==== Reading passage

GDPR and AI: What You Need to Know

This article is written in English. Our training modules are available in French.

Using AI in Europe? GDPR applies to your AI systems just like any other data processing. Here's what matters for AI applications—without the legal jargon.


GDPR Basics (Quick Refresher)

GDPR (General Data Protection Regulation) is the EU's data protection law that governs how personal data must be handled.

Core Principles

1. Lawfulness: Have a legal basis for processing
2. Purpose limitation: Use data only for stated purposes
3. Data minimization: Collect only what you need
4. Accuracy: Keep data correct and up-to-date
5. Storage limitation: Don't keep data longer than needed
6. Security: Protect data appropriately
7. Accountability: Be able to demonstrate compliance

How GDPR Applies to AI

Personal Data in AI

Any data that identifies a person:

Direct identifiers:
- Names, emails, phone numbers
- Photos, voice recordings
- IP addresses, device IDs

Indirect identifiers:
- Purchase history + location → identifies person
- Writing style + metadata → could identify person

When GDPR Kicks In

✓ Training AI on personal data
✓ User inputs containing personal data
✓ AI outputs that include personal data
✓ AI making decisions about individuals
✓ Any processing of EU residents' data

Key GDPR Requirements for AI

1. Legal Basis for Processing

You need a lawful reason to use personal data:

Common bases for AI:
- Consent: User explicitly agreed
- Contract: Necessary for service
- Legitimate interest: Balanced against user rights

⚠️ "We want to train AI" isn't automatically legitimate

2. Purpose Limitation

If you collected data for "customer support":
❌ Cannot use it to train AI without new consent
❌ Cannot use it for profiling
✓ Can use it to answer that customer's query

3. Data Minimization

❌ "Let's include everything in the prompt, just in case"

========

### How to complete this task
List the names of the core principles given in the GDPR article.

==== Records shown

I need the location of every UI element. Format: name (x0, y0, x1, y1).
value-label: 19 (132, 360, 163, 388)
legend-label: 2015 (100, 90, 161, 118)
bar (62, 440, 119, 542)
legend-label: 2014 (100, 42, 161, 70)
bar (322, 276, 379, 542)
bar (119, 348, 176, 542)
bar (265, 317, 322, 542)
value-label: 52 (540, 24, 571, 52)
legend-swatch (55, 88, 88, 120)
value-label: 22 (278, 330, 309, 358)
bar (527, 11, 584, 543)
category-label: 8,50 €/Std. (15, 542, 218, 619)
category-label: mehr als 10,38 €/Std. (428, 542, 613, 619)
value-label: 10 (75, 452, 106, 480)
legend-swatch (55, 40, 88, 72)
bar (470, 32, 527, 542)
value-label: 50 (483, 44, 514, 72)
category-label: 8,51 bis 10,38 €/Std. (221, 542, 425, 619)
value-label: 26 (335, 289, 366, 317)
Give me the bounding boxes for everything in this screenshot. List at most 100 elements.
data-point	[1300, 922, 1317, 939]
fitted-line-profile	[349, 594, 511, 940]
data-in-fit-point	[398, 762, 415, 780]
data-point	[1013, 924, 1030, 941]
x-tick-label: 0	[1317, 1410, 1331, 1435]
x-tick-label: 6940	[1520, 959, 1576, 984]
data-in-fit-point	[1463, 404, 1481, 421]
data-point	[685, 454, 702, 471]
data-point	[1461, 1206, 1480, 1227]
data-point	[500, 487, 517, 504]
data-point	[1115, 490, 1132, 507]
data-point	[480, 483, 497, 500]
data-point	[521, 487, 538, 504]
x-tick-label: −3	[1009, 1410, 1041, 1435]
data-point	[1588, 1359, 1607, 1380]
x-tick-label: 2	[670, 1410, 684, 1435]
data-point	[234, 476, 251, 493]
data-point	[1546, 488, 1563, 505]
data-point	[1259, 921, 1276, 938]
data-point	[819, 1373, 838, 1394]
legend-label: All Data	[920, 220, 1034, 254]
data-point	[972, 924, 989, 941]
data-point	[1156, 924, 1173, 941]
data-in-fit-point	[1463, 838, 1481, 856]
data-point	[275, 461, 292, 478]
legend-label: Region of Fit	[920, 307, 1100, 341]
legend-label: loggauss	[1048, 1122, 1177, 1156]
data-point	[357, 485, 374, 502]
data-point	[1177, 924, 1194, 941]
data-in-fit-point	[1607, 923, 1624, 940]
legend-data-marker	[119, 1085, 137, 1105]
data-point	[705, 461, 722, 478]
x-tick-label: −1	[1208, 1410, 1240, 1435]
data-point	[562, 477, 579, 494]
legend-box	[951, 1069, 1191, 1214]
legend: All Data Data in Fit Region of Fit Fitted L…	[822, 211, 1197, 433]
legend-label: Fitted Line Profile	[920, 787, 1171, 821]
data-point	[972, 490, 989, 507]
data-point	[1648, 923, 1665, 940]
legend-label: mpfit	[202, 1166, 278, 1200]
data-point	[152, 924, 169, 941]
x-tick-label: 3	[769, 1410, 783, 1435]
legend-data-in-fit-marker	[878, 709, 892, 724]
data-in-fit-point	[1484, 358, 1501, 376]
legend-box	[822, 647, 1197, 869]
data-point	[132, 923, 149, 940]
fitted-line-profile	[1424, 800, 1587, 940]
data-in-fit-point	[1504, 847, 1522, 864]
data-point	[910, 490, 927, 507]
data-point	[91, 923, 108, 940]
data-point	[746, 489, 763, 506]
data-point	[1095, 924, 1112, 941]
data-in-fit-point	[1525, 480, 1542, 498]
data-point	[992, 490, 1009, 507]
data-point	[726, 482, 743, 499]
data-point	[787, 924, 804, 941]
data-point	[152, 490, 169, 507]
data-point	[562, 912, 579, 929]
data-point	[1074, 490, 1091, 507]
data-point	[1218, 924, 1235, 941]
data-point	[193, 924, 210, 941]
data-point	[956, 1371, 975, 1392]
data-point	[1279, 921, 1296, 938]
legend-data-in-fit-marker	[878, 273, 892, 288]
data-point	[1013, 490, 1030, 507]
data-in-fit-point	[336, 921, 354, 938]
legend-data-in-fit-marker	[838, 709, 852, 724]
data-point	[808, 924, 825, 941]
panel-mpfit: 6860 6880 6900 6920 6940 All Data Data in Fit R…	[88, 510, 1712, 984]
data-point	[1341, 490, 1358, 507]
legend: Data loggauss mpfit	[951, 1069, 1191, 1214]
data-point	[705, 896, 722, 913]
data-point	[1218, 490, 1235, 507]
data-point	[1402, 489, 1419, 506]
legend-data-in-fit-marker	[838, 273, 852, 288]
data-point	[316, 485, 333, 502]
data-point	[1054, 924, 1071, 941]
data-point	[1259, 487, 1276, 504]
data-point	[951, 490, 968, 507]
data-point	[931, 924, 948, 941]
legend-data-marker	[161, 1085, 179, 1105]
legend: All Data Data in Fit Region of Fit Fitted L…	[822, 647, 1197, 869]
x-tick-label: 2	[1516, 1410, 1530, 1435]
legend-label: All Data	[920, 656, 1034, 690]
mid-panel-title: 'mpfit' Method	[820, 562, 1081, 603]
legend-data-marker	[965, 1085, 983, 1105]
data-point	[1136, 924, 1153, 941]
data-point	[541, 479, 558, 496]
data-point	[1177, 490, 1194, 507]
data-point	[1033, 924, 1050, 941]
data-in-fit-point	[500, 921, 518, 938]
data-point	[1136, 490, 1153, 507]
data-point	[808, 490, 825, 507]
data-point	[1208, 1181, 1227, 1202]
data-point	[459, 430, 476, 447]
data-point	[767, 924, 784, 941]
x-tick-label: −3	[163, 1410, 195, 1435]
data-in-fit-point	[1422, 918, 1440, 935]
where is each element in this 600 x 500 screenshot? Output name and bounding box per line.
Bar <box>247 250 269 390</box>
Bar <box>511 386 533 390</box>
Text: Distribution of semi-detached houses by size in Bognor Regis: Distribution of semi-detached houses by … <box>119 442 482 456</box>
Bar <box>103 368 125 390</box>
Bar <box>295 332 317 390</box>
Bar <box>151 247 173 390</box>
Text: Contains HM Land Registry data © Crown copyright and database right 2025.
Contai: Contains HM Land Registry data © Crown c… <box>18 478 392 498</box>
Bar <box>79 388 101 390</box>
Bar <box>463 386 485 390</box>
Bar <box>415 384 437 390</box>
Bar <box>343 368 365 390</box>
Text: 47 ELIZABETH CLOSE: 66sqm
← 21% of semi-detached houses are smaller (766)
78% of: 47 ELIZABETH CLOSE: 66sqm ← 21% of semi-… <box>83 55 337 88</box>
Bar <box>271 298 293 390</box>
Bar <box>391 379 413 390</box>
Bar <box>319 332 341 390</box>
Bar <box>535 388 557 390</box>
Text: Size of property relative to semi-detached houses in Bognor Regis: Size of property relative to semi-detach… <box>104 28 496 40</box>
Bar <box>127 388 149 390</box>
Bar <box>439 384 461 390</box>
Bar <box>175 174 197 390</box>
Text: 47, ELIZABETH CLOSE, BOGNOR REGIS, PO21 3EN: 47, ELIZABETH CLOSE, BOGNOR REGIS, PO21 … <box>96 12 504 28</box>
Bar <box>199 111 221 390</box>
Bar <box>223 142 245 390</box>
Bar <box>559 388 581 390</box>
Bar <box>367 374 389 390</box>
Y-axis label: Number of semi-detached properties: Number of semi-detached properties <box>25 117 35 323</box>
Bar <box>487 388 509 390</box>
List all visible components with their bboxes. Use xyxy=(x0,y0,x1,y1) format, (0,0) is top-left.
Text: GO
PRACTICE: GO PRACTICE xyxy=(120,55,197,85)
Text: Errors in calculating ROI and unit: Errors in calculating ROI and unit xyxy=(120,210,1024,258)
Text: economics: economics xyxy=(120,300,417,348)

========

### Written solution
Lawfulness, purpose limitation, data minimization, accuracy, storage limitation, security, accountability